## EXERCISE OBJECTIVE
Lines holding the string "пенсию" are the ones to copy from this listing.

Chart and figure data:
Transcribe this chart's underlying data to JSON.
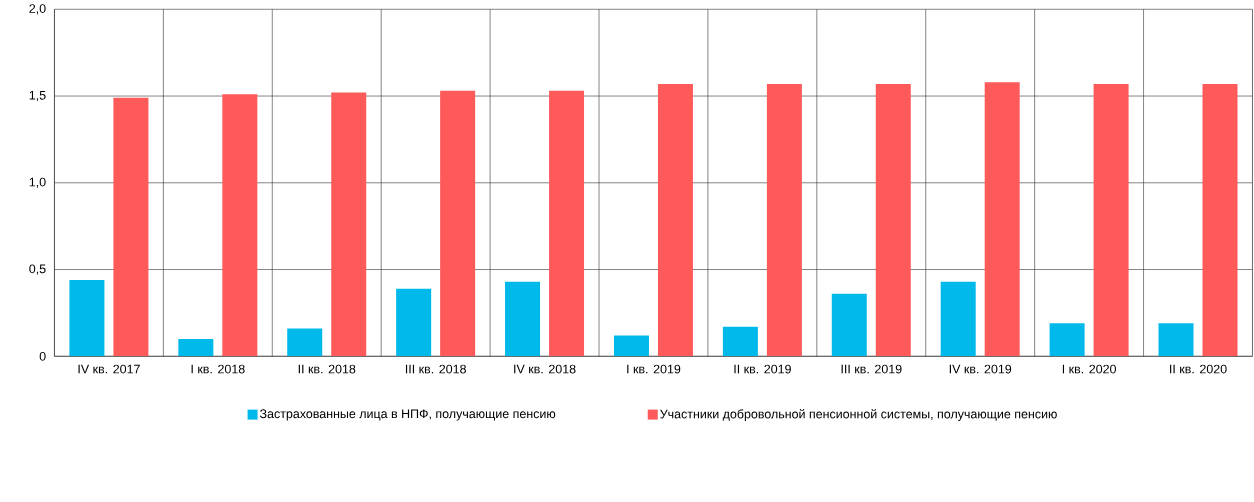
{
  "chart_data": {
    "type": "bar",
    "categories": [
      "IV кв. 2017",
      "I кв. 2018",
      "II кв. 2018",
      "III кв. 2018",
      "IV кв. 2018",
      "I кв. 2019",
      "II кв. 2019",
      "III кв. 2019",
      "IV кв. 2019",
      "I кв. 2020",
      "II кв. 2020"
    ],
    "series": [
      {
        "name": "Застрахованные лица в НПФ, получающие пенсию",
        "color": "#00b9eb",
        "values": [
          0.44,
          0.1,
          0.16,
          0.39,
          0.43,
          0.12,
          0.17,
          0.36,
          0.43,
          0.19,
          0.19
        ]
      },
      {
        "name": "Участники добровольной пенсионной системы, получающие пенсию",
        "color": "#ff5a5a",
        "values": [
          1.49,
          1.51,
          1.52,
          1.53,
          1.53,
          1.57,
          1.57,
          1.57,
          1.58,
          1.57,
          1.57
        ]
      }
    ],
    "ylim": [
      0,
      2
    ],
    "yticks": [
      0,
      {
        "value": 0.5,
        "label": "0,5"
      },
      {
        "value": 1.0,
        "label": "1,0"
      },
      {
        "value": 1.5,
        "label": "1,5"
      },
      {
        "value": 2.0,
        "label": "2,0"
      }
    ],
    "grid": true,
    "legend": "bottom"
  }
}
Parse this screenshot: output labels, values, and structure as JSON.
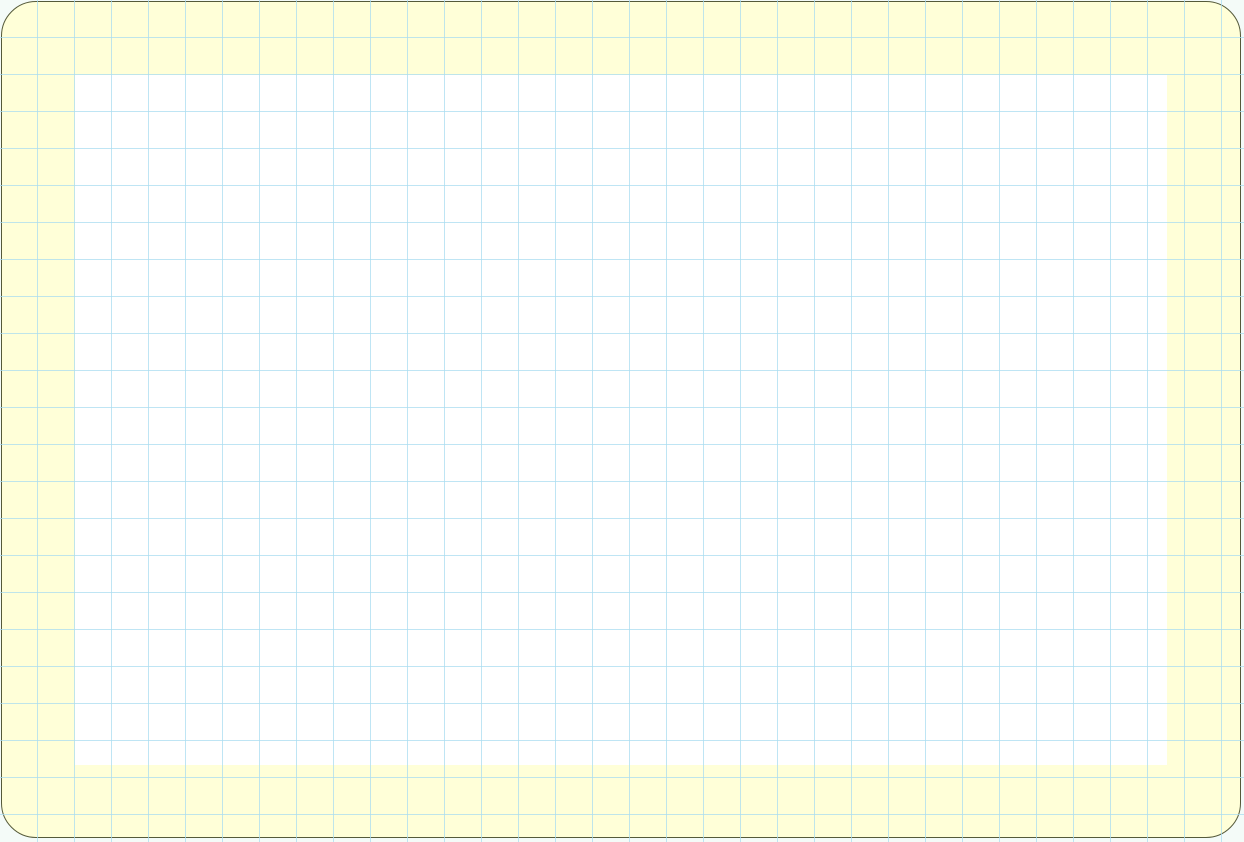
{
  "colors": {
    "margin_background": "#ffffd8",
    "inner_background": "#ffffff",
    "grid_line": "#a9dcf0",
    "border": "#555a3a"
  },
  "grid": {
    "cells_across": 33,
    "cells_down": 22
  }
}
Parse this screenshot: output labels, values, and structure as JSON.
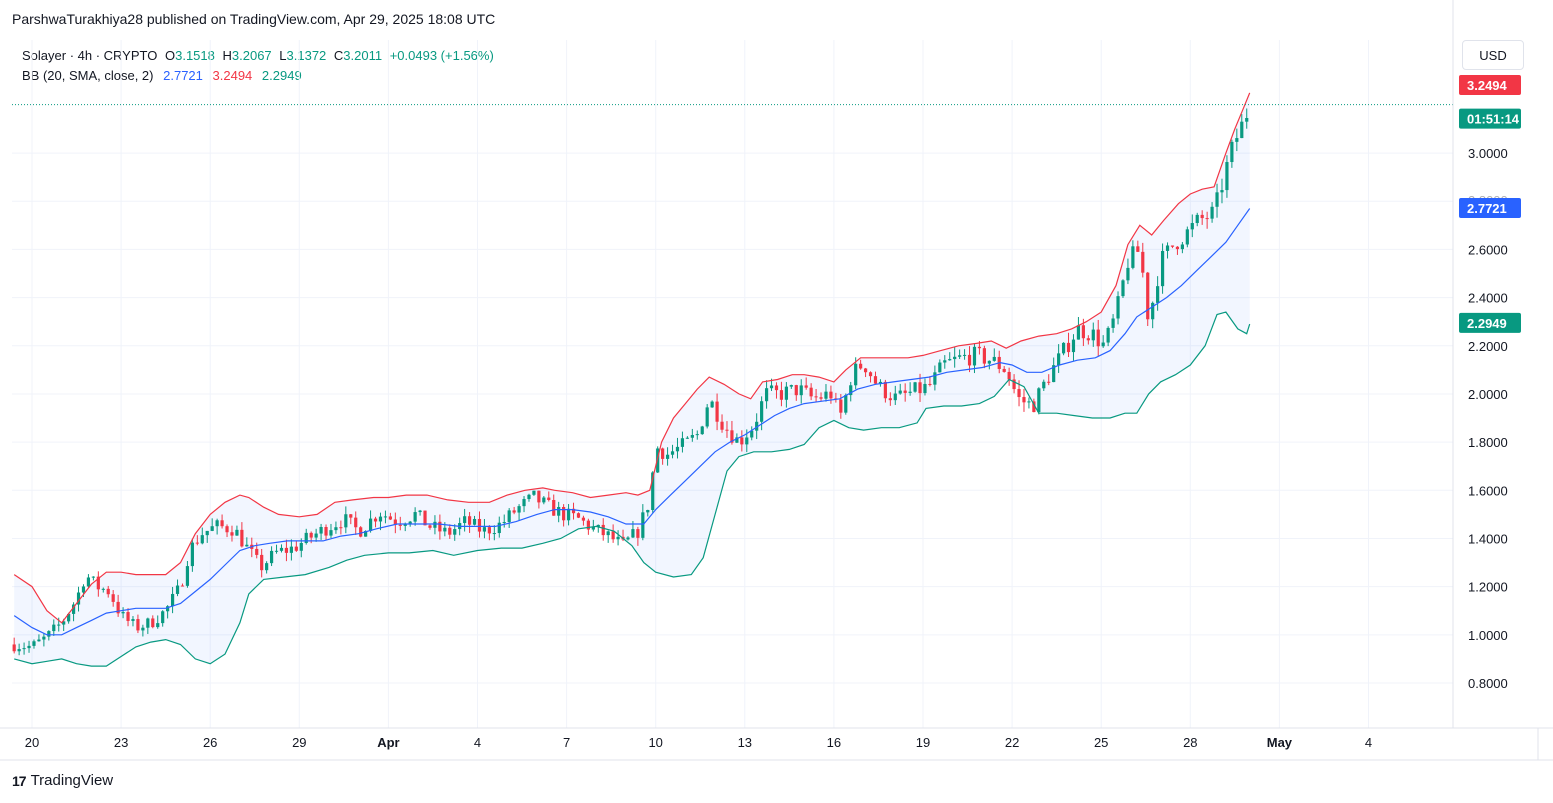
{
  "header": {
    "publisher_line": "ParshwaTurakhiya28 published on TradingView.com, Apr 29, 2025 18:08 UTC"
  },
  "legend": {
    "symbol": "Solayer · 4h · CRYPTO",
    "o_label": "O",
    "o_value": "3.1518",
    "h_label": "H",
    "h_value": "3.2067",
    "l_label": "L",
    "l_value": "3.1372",
    "c_label": "C",
    "c_value": "3.2011",
    "change": "+0.0493 (+1.56%)",
    "bb_label": "BB (20, SMA, close, 2)",
    "bb_mid": "2.7721",
    "bb_upper": "3.2494",
    "bb_lower": "2.2949"
  },
  "currency_button": "USD",
  "brand": {
    "name": "TradingView",
    "logo_glyph": "17"
  },
  "colors": {
    "up": "#089981",
    "down": "#f23645",
    "mid": "#2962ff",
    "upper_band": "#f23645",
    "lower_band": "#089981",
    "band_fill": "#2962ff",
    "grid": "#f0f3fa",
    "axis_text": "#131722"
  },
  "chart_data": {
    "type": "candlestick",
    "timeframe": "4h",
    "symbol": "Solayer",
    "y_ticks": [
      "3.0000",
      "2.8000",
      "2.6000",
      "2.4000",
      "2.2000",
      "2.0000",
      "1.8000",
      "1.6000",
      "1.4000",
      "1.2000",
      "1.0000",
      "0.8000"
    ],
    "ylim": [
      0.72,
      3.42
    ],
    "x_ticks": [
      {
        "label": "20",
        "day": 0,
        "bold": false
      },
      {
        "label": "23",
        "day": 3,
        "bold": false
      },
      {
        "label": "26",
        "day": 6,
        "bold": false
      },
      {
        "label": "29",
        "day": 9,
        "bold": false
      },
      {
        "label": "Apr",
        "day": 12,
        "bold": true
      },
      {
        "label": "4",
        "day": 15,
        "bold": false
      },
      {
        "label": "7",
        "day": 18,
        "bold": false
      },
      {
        "label": "10",
        "day": 21,
        "bold": false
      },
      {
        "label": "13",
        "day": 24,
        "bold": false
      },
      {
        "label": "16",
        "day": 27,
        "bold": false
      },
      {
        "label": "19",
        "day": 30,
        "bold": false
      },
      {
        "label": "22",
        "day": 33,
        "bold": false
      },
      {
        "label": "25",
        "day": 36,
        "bold": false
      },
      {
        "label": "28",
        "day": 39,
        "bold": false
      },
      {
        "label": "May",
        "day": 42,
        "bold": true
      },
      {
        "label": "4",
        "day": 45,
        "bold": false
      }
    ],
    "close_path": [
      [
        -0.6,
        0.96
      ],
      [
        0.0,
        0.95
      ],
      [
        0.5,
        0.99
      ],
      [
        1.0,
        1.05
      ],
      [
        1.5,
        1.15
      ],
      [
        1.8,
        1.25
      ],
      [
        2.2,
        1.2
      ],
      [
        2.6,
        1.18
      ],
      [
        3.0,
        1.08
      ],
      [
        3.5,
        1.03
      ],
      [
        4.0,
        1.05
      ],
      [
        4.5,
        1.1
      ],
      [
        5.0,
        1.2
      ],
      [
        5.3,
        1.35
      ],
      [
        5.7,
        1.42
      ],
      [
        6.2,
        1.45
      ],
      [
        6.8,
        1.44
      ],
      [
        7.3,
        1.35
      ],
      [
        7.7,
        1.28
      ],
      [
        8.2,
        1.34
      ],
      [
        8.8,
        1.36
      ],
      [
        9.3,
        1.4
      ],
      [
        10.0,
        1.45
      ],
      [
        10.5,
        1.48
      ],
      [
        11.0,
        1.43
      ],
      [
        11.7,
        1.51
      ],
      [
        12.3,
        1.47
      ],
      [
        12.9,
        1.5
      ],
      [
        13.4,
        1.45
      ],
      [
        14.0,
        1.42
      ],
      [
        14.6,
        1.47
      ],
      [
        15.2,
        1.43
      ],
      [
        15.8,
        1.46
      ],
      [
        16.3,
        1.52
      ],
      [
        16.9,
        1.57
      ],
      [
        17.4,
        1.53
      ],
      [
        17.9,
        1.5
      ],
      [
        18.4,
        1.48
      ],
      [
        18.9,
        1.44
      ],
      [
        19.4,
        1.41
      ],
      [
        19.9,
        1.37
      ],
      [
        20.4,
        1.43
      ],
      [
        20.8,
        1.56
      ],
      [
        21.0,
        1.78
      ],
      [
        21.4,
        1.75
      ],
      [
        22.0,
        1.79
      ],
      [
        22.4,
        1.83
      ],
      [
        22.8,
        1.98
      ],
      [
        23.3,
        1.87
      ],
      [
        23.8,
        1.8
      ],
      [
        24.3,
        1.87
      ],
      [
        24.7,
        2.0
      ],
      [
        25.2,
        2.0
      ],
      [
        25.8,
        2.02
      ],
      [
        26.3,
        1.98
      ],
      [
        26.9,
        2.0
      ],
      [
        27.2,
        1.9
      ],
      [
        27.6,
        2.08
      ],
      [
        28.0,
        2.13
      ],
      [
        28.5,
        2.03
      ],
      [
        29.1,
        1.98
      ],
      [
        29.7,
        2.01
      ],
      [
        30.2,
        2.03
      ],
      [
        30.7,
        2.12
      ],
      [
        31.3,
        2.15
      ],
      [
        31.8,
        2.16
      ],
      [
        32.3,
        2.14
      ],
      [
        32.8,
        2.1
      ],
      [
        33.2,
        1.98
      ],
      [
        33.7,
        1.95
      ],
      [
        34.2,
        2.07
      ],
      [
        34.7,
        2.17
      ],
      [
        35.2,
        2.27
      ],
      [
        35.7,
        2.25
      ],
      [
        36.1,
        2.2
      ],
      [
        36.5,
        2.33
      ],
      [
        36.9,
        2.55
      ],
      [
        37.3,
        2.6
      ],
      [
        37.6,
        2.3
      ],
      [
        38.0,
        2.55
      ],
      [
        38.5,
        2.63
      ],
      [
        38.9,
        2.67
      ],
      [
        39.3,
        2.72
      ],
      [
        39.8,
        2.75
      ],
      [
        40.2,
        2.93
      ],
      [
        40.5,
        3.05
      ],
      [
        40.8,
        3.13
      ],
      [
        41.0,
        3.2
      ]
    ],
    "upper_band": [
      [
        -0.6,
        1.25
      ],
      [
        0.0,
        1.2
      ],
      [
        0.5,
        1.1
      ],
      [
        1.0,
        1.05
      ],
      [
        1.5,
        1.13
      ],
      [
        2.0,
        1.21
      ],
      [
        2.5,
        1.26
      ],
      [
        3.0,
        1.26
      ],
      [
        3.5,
        1.25
      ],
      [
        4.0,
        1.25
      ],
      [
        4.5,
        1.25
      ],
      [
        5.0,
        1.3
      ],
      [
        5.5,
        1.42
      ],
      [
        6.0,
        1.5
      ],
      [
        6.5,
        1.55
      ],
      [
        7.0,
        1.58
      ],
      [
        7.3,
        1.57
      ],
      [
        7.8,
        1.53
      ],
      [
        8.3,
        1.5
      ],
      [
        9.0,
        1.49
      ],
      [
        9.6,
        1.5
      ],
      [
        10.2,
        1.55
      ],
      [
        10.8,
        1.56
      ],
      [
        11.5,
        1.57
      ],
      [
        12.0,
        1.57
      ],
      [
        12.6,
        1.58
      ],
      [
        13.3,
        1.58
      ],
      [
        14.0,
        1.56
      ],
      [
        14.7,
        1.55
      ],
      [
        15.4,
        1.55
      ],
      [
        16.0,
        1.58
      ],
      [
        16.6,
        1.6
      ],
      [
        17.2,
        1.61
      ],
      [
        17.6,
        1.6
      ],
      [
        18.2,
        1.59
      ],
      [
        18.8,
        1.57
      ],
      [
        19.4,
        1.58
      ],
      [
        20.0,
        1.59
      ],
      [
        20.4,
        1.58
      ],
      [
        20.8,
        1.6
      ],
      [
        21.2,
        1.8
      ],
      [
        21.6,
        1.9
      ],
      [
        22.0,
        1.96
      ],
      [
        22.4,
        2.02
      ],
      [
        22.8,
        2.07
      ],
      [
        23.3,
        2.04
      ],
      [
        23.8,
        2.0
      ],
      [
        24.2,
        1.98
      ],
      [
        24.6,
        2.05
      ],
      [
        25.1,
        2.06
      ],
      [
        25.6,
        2.08
      ],
      [
        26.0,
        2.08
      ],
      [
        26.5,
        2.07
      ],
      [
        27.0,
        2.05
      ],
      [
        27.4,
        2.1
      ],
      [
        27.9,
        2.15
      ],
      [
        28.4,
        2.15
      ],
      [
        29.0,
        2.15
      ],
      [
        29.5,
        2.15
      ],
      [
        30.0,
        2.16
      ],
      [
        30.6,
        2.18
      ],
      [
        31.2,
        2.2
      ],
      [
        31.8,
        2.21
      ],
      [
        32.3,
        2.22
      ],
      [
        32.8,
        2.19
      ],
      [
        33.3,
        2.22
      ],
      [
        33.9,
        2.24
      ],
      [
        34.5,
        2.25
      ],
      [
        35.0,
        2.27
      ],
      [
        35.5,
        2.3
      ],
      [
        36.0,
        2.34
      ],
      [
        36.5,
        2.45
      ],
      [
        36.9,
        2.62
      ],
      [
        37.3,
        2.7
      ],
      [
        37.7,
        2.66
      ],
      [
        38.1,
        2.72
      ],
      [
        38.6,
        2.79
      ],
      [
        39.0,
        2.83
      ],
      [
        39.4,
        2.85
      ],
      [
        39.8,
        2.86
      ],
      [
        40.2,
        3.0
      ],
      [
        40.5,
        3.1
      ],
      [
        40.8,
        3.19
      ],
      [
        41.0,
        3.25
      ]
    ],
    "middle_band": [
      [
        -0.6,
        1.08
      ],
      [
        0.0,
        1.03
      ],
      [
        0.5,
        1.0
      ],
      [
        1.0,
        1.0
      ],
      [
        1.5,
        1.03
      ],
      [
        2.0,
        1.06
      ],
      [
        2.5,
        1.09
      ],
      [
        3.0,
        1.1
      ],
      [
        3.5,
        1.11
      ],
      [
        4.0,
        1.11
      ],
      [
        4.5,
        1.11
      ],
      [
        5.0,
        1.13
      ],
      [
        5.5,
        1.18
      ],
      [
        6.0,
        1.23
      ],
      [
        6.5,
        1.29
      ],
      [
        7.0,
        1.35
      ],
      [
        7.5,
        1.37
      ],
      [
        8.0,
        1.38
      ],
      [
        8.6,
        1.39
      ],
      [
        9.2,
        1.39
      ],
      [
        9.8,
        1.39
      ],
      [
        10.4,
        1.41
      ],
      [
        11.0,
        1.42
      ],
      [
        11.6,
        1.44
      ],
      [
        12.3,
        1.46
      ],
      [
        13.0,
        1.46
      ],
      [
        13.7,
        1.46
      ],
      [
        14.4,
        1.45
      ],
      [
        15.0,
        1.45
      ],
      [
        15.6,
        1.45
      ],
      [
        16.3,
        1.47
      ],
      [
        17.0,
        1.5
      ],
      [
        17.6,
        1.52
      ],
      [
        18.2,
        1.52
      ],
      [
        18.8,
        1.51
      ],
      [
        19.4,
        1.49
      ],
      [
        20.0,
        1.46
      ],
      [
        20.6,
        1.46
      ],
      [
        21.0,
        1.52
      ],
      [
        21.5,
        1.58
      ],
      [
        22.0,
        1.64
      ],
      [
        22.5,
        1.7
      ],
      [
        23.0,
        1.76
      ],
      [
        23.5,
        1.8
      ],
      [
        24.0,
        1.83
      ],
      [
        24.5,
        1.87
      ],
      [
        25.0,
        1.91
      ],
      [
        25.5,
        1.94
      ],
      [
        26.0,
        1.96
      ],
      [
        26.6,
        1.97
      ],
      [
        27.2,
        1.98
      ],
      [
        27.8,
        2.02
      ],
      [
        28.4,
        2.04
      ],
      [
        29.0,
        2.05
      ],
      [
        29.6,
        2.06
      ],
      [
        30.2,
        2.07
      ],
      [
        30.8,
        2.09
      ],
      [
        31.4,
        2.1
      ],
      [
        32.0,
        2.11
      ],
      [
        32.6,
        2.13
      ],
      [
        33.0,
        2.12
      ],
      [
        33.5,
        2.09
      ],
      [
        34.0,
        2.09
      ],
      [
        34.6,
        2.12
      ],
      [
        35.2,
        2.14
      ],
      [
        35.8,
        2.15
      ],
      [
        36.3,
        2.18
      ],
      [
        36.8,
        2.25
      ],
      [
        37.2,
        2.32
      ],
      [
        37.7,
        2.36
      ],
      [
        38.2,
        2.4
      ],
      [
        38.7,
        2.45
      ],
      [
        39.2,
        2.51
      ],
      [
        39.7,
        2.57
      ],
      [
        40.2,
        2.63
      ],
      [
        40.6,
        2.7
      ],
      [
        41.0,
        2.77
      ]
    ],
    "lower_band": [
      [
        -0.6,
        0.9
      ],
      [
        0.0,
        0.88
      ],
      [
        0.5,
        0.89
      ],
      [
        1.0,
        0.9
      ],
      [
        1.5,
        0.88
      ],
      [
        2.0,
        0.87
      ],
      [
        2.5,
        0.87
      ],
      [
        3.0,
        0.91
      ],
      [
        3.5,
        0.95
      ],
      [
        4.0,
        0.97
      ],
      [
        4.5,
        0.98
      ],
      [
        5.0,
        0.96
      ],
      [
        5.5,
        0.9
      ],
      [
        6.0,
        0.88
      ],
      [
        6.5,
        0.92
      ],
      [
        7.0,
        1.05
      ],
      [
        7.3,
        1.17
      ],
      [
        7.8,
        1.23
      ],
      [
        8.5,
        1.24
      ],
      [
        9.2,
        1.25
      ],
      [
        10.0,
        1.28
      ],
      [
        10.6,
        1.31
      ],
      [
        11.2,
        1.33
      ],
      [
        12.0,
        1.34
      ],
      [
        12.7,
        1.34
      ],
      [
        13.5,
        1.35
      ],
      [
        14.2,
        1.33
      ],
      [
        15.0,
        1.35
      ],
      [
        15.8,
        1.36
      ],
      [
        16.5,
        1.36
      ],
      [
        17.2,
        1.38
      ],
      [
        17.8,
        1.4
      ],
      [
        18.4,
        1.44
      ],
      [
        19.0,
        1.45
      ],
      [
        19.6,
        1.43
      ],
      [
        20.2,
        1.37
      ],
      [
        20.6,
        1.3
      ],
      [
        21.0,
        1.26
      ],
      [
        21.6,
        1.24
      ],
      [
        22.2,
        1.25
      ],
      [
        22.6,
        1.32
      ],
      [
        23.0,
        1.5
      ],
      [
        23.4,
        1.68
      ],
      [
        23.8,
        1.74
      ],
      [
        24.3,
        1.76
      ],
      [
        24.9,
        1.76
      ],
      [
        25.5,
        1.77
      ],
      [
        26.0,
        1.79
      ],
      [
        26.5,
        1.86
      ],
      [
        27.0,
        1.89
      ],
      [
        27.5,
        1.86
      ],
      [
        28.0,
        1.85
      ],
      [
        28.6,
        1.86
      ],
      [
        29.2,
        1.86
      ],
      [
        29.8,
        1.88
      ],
      [
        30.1,
        1.94
      ],
      [
        30.7,
        1.95
      ],
      [
        31.3,
        1.95
      ],
      [
        31.9,
        1.96
      ],
      [
        32.4,
        1.99
      ],
      [
        32.9,
        2.06
      ],
      [
        33.4,
        2.03
      ],
      [
        33.9,
        1.92
      ],
      [
        34.5,
        1.92
      ],
      [
        35.1,
        1.91
      ],
      [
        35.7,
        1.9
      ],
      [
        36.3,
        1.9
      ],
      [
        36.8,
        1.92
      ],
      [
        37.2,
        1.92
      ],
      [
        37.6,
        2.0
      ],
      [
        38.0,
        2.05
      ],
      [
        38.5,
        2.08
      ],
      [
        39.0,
        2.12
      ],
      [
        39.5,
        2.2
      ],
      [
        39.9,
        2.33
      ],
      [
        40.2,
        2.34
      ],
      [
        40.6,
        2.27
      ],
      [
        40.9,
        2.25
      ],
      [
        41.0,
        2.29
      ]
    ],
    "last_close": 3.2011,
    "badges": {
      "upper": {
        "value": "3.2494",
        "color": "#f23645",
        "y": 3.2494
      },
      "price": {
        "value": "01:51:14",
        "color": "#089981",
        "y": 3.2011
      },
      "middle": {
        "value": "2.7721",
        "color": "#2962ff",
        "y": 2.7721
      },
      "lower": {
        "value": "2.2949",
        "color": "#089981",
        "y": 2.2949
      }
    },
    "hidden_tick": "2.8000",
    "grid": true,
    "legend_placement": "top-left"
  }
}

## TASK SOLUTION
        "name": "Застрахованные лица в НПФ, получающие пенсию",
        "name": "Участники добровольной пенсионной системы, получающие пенсию",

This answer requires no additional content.